(Stored data)
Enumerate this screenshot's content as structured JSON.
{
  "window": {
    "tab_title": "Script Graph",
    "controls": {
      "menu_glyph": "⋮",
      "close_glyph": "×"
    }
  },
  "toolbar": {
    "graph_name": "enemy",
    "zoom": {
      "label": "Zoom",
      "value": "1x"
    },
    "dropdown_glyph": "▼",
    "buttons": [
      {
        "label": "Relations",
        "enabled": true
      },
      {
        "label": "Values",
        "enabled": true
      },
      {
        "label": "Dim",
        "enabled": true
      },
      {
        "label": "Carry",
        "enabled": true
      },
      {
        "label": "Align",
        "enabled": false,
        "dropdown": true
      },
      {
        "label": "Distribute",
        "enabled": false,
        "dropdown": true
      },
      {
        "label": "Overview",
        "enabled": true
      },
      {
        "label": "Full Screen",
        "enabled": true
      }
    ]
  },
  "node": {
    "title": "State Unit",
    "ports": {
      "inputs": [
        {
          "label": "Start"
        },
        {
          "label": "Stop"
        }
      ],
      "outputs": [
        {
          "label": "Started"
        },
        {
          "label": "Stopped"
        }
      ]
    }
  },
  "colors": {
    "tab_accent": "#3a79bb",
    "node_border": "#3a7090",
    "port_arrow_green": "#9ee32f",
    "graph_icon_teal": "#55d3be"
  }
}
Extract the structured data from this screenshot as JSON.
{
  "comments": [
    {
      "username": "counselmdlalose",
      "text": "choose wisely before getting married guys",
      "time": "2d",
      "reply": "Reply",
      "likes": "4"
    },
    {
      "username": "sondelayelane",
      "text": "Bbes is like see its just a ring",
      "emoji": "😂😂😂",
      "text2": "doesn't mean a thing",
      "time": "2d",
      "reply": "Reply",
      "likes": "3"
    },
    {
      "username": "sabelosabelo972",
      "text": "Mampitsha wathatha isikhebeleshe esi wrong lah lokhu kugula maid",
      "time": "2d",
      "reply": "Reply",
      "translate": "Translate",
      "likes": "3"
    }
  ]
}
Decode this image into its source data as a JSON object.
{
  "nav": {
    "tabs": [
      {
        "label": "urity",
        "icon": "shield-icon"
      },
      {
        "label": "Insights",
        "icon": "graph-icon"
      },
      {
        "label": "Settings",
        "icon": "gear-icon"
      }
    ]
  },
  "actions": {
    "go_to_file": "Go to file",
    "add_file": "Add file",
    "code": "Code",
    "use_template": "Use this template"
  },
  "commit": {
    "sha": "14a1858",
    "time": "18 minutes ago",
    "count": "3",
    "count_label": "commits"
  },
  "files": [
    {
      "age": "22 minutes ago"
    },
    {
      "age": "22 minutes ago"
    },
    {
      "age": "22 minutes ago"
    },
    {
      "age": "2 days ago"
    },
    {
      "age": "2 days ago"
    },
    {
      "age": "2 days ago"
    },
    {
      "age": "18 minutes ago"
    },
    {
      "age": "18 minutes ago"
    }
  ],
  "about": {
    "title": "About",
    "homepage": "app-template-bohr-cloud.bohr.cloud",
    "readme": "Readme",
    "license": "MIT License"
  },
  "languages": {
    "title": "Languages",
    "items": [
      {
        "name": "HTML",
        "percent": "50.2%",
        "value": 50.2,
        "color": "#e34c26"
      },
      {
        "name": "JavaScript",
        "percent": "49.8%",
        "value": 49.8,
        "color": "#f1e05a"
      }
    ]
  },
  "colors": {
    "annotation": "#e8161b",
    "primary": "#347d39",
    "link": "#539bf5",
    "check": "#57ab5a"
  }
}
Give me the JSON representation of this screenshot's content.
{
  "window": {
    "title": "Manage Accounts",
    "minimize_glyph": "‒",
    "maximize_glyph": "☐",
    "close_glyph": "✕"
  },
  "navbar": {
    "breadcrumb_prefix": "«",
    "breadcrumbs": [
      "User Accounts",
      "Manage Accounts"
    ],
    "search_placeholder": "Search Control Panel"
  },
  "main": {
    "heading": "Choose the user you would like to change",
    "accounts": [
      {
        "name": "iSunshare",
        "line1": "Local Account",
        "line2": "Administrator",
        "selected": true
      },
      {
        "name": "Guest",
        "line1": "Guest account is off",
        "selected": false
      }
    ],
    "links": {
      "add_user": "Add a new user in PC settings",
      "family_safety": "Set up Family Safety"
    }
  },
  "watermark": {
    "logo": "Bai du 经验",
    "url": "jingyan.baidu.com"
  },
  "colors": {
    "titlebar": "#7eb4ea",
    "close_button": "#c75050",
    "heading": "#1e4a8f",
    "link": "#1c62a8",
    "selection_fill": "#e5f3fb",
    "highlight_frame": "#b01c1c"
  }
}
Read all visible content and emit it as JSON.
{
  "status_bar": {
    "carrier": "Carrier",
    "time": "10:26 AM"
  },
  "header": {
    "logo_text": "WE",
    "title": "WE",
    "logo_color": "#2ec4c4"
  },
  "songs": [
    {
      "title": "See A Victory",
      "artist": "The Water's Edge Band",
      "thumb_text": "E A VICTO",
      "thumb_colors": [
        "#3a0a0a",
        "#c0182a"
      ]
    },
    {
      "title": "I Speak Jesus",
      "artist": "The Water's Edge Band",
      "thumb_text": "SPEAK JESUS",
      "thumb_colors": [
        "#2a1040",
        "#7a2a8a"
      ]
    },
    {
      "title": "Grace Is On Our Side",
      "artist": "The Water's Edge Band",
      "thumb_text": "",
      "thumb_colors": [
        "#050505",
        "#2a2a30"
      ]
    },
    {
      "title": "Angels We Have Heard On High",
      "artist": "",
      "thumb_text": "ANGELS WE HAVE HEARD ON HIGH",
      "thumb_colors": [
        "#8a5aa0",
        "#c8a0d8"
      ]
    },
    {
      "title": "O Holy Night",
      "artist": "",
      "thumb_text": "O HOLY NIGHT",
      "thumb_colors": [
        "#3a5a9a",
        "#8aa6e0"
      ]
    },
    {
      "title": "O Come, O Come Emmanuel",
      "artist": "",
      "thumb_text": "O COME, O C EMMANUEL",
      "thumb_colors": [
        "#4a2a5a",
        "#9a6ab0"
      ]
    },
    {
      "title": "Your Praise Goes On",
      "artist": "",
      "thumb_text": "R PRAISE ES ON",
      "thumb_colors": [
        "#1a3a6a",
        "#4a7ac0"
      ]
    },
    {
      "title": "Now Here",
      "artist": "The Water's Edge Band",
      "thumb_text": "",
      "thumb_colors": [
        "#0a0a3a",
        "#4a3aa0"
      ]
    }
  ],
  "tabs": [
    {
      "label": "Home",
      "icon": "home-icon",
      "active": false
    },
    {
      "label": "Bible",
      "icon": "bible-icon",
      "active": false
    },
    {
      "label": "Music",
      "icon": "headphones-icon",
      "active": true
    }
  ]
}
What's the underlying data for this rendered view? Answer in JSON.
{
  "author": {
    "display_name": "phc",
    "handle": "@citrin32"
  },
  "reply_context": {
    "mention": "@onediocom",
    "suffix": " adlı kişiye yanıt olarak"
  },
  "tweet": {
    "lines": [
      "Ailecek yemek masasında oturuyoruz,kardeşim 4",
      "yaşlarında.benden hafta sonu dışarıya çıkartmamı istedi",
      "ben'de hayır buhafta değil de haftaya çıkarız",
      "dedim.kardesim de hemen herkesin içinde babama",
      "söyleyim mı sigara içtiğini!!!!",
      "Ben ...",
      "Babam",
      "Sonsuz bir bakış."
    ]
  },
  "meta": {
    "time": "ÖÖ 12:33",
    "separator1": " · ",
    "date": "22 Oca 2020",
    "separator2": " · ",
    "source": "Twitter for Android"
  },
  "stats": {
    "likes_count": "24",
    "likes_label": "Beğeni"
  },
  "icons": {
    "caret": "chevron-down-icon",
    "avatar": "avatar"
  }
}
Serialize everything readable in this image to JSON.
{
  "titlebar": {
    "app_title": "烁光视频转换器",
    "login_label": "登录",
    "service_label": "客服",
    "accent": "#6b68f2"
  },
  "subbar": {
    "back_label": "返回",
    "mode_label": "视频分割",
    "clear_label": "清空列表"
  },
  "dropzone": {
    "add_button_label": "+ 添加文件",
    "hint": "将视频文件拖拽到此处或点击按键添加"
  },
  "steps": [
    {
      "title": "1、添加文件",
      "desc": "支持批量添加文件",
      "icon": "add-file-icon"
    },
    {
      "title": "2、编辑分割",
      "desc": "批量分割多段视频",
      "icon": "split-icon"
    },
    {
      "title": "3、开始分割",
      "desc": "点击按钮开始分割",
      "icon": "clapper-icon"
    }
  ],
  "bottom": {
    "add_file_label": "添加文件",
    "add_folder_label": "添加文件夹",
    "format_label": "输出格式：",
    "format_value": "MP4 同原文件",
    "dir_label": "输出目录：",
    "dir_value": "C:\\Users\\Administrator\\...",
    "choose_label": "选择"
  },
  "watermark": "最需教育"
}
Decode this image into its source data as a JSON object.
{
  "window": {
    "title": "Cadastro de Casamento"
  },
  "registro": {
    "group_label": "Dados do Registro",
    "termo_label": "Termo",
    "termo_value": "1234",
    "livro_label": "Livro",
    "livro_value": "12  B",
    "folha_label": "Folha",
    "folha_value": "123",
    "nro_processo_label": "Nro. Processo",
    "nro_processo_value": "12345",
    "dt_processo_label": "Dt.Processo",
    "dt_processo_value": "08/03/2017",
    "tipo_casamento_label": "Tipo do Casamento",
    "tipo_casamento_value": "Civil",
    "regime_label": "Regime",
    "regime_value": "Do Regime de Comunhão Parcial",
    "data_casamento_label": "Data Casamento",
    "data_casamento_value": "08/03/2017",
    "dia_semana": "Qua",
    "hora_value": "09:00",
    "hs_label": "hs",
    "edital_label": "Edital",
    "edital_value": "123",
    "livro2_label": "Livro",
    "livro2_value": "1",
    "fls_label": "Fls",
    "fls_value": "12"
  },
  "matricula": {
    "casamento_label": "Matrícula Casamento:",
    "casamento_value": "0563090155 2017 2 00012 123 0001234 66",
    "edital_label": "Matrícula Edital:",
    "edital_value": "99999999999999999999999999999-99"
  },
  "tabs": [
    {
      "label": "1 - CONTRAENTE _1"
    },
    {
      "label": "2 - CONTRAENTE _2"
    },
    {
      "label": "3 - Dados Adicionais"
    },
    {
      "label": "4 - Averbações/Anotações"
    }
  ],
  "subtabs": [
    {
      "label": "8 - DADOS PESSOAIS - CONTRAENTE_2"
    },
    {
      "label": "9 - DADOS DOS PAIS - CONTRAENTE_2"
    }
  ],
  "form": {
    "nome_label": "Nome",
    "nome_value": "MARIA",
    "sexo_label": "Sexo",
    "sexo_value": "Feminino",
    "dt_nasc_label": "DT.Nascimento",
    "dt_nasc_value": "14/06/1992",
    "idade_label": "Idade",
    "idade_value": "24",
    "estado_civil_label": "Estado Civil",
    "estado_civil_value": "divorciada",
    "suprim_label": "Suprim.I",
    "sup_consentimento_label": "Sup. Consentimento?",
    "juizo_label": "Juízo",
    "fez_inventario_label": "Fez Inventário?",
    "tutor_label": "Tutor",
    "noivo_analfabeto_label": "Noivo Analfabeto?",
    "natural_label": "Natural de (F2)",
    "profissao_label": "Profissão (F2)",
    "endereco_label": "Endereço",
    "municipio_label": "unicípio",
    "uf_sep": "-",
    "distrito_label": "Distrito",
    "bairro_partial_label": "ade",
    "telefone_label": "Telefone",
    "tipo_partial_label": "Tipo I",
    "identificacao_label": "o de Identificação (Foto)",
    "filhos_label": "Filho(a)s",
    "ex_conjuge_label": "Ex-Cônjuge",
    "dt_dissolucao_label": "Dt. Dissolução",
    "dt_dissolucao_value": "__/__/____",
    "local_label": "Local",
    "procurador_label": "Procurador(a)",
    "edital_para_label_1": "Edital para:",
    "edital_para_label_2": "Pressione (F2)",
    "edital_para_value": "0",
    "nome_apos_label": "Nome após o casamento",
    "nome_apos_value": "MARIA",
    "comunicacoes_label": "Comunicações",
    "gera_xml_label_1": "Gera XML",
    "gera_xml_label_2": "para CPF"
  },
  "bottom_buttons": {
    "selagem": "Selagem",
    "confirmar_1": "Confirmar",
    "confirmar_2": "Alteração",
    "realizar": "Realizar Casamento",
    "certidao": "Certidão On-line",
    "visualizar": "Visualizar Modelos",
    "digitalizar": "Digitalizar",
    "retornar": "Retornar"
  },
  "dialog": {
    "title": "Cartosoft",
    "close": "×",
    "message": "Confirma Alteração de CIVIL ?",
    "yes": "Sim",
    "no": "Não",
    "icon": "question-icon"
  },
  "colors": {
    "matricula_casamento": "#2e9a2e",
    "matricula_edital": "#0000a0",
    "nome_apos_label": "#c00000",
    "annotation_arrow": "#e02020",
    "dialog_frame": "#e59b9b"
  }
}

● **TASK BRIEF**
From the records above, pull out each line that has "Alteração".

● **EXERCISE SOLUTION**
    "confirmar_2": "Alteração",
    "message": "Confirma Alteração de CIVIL ?",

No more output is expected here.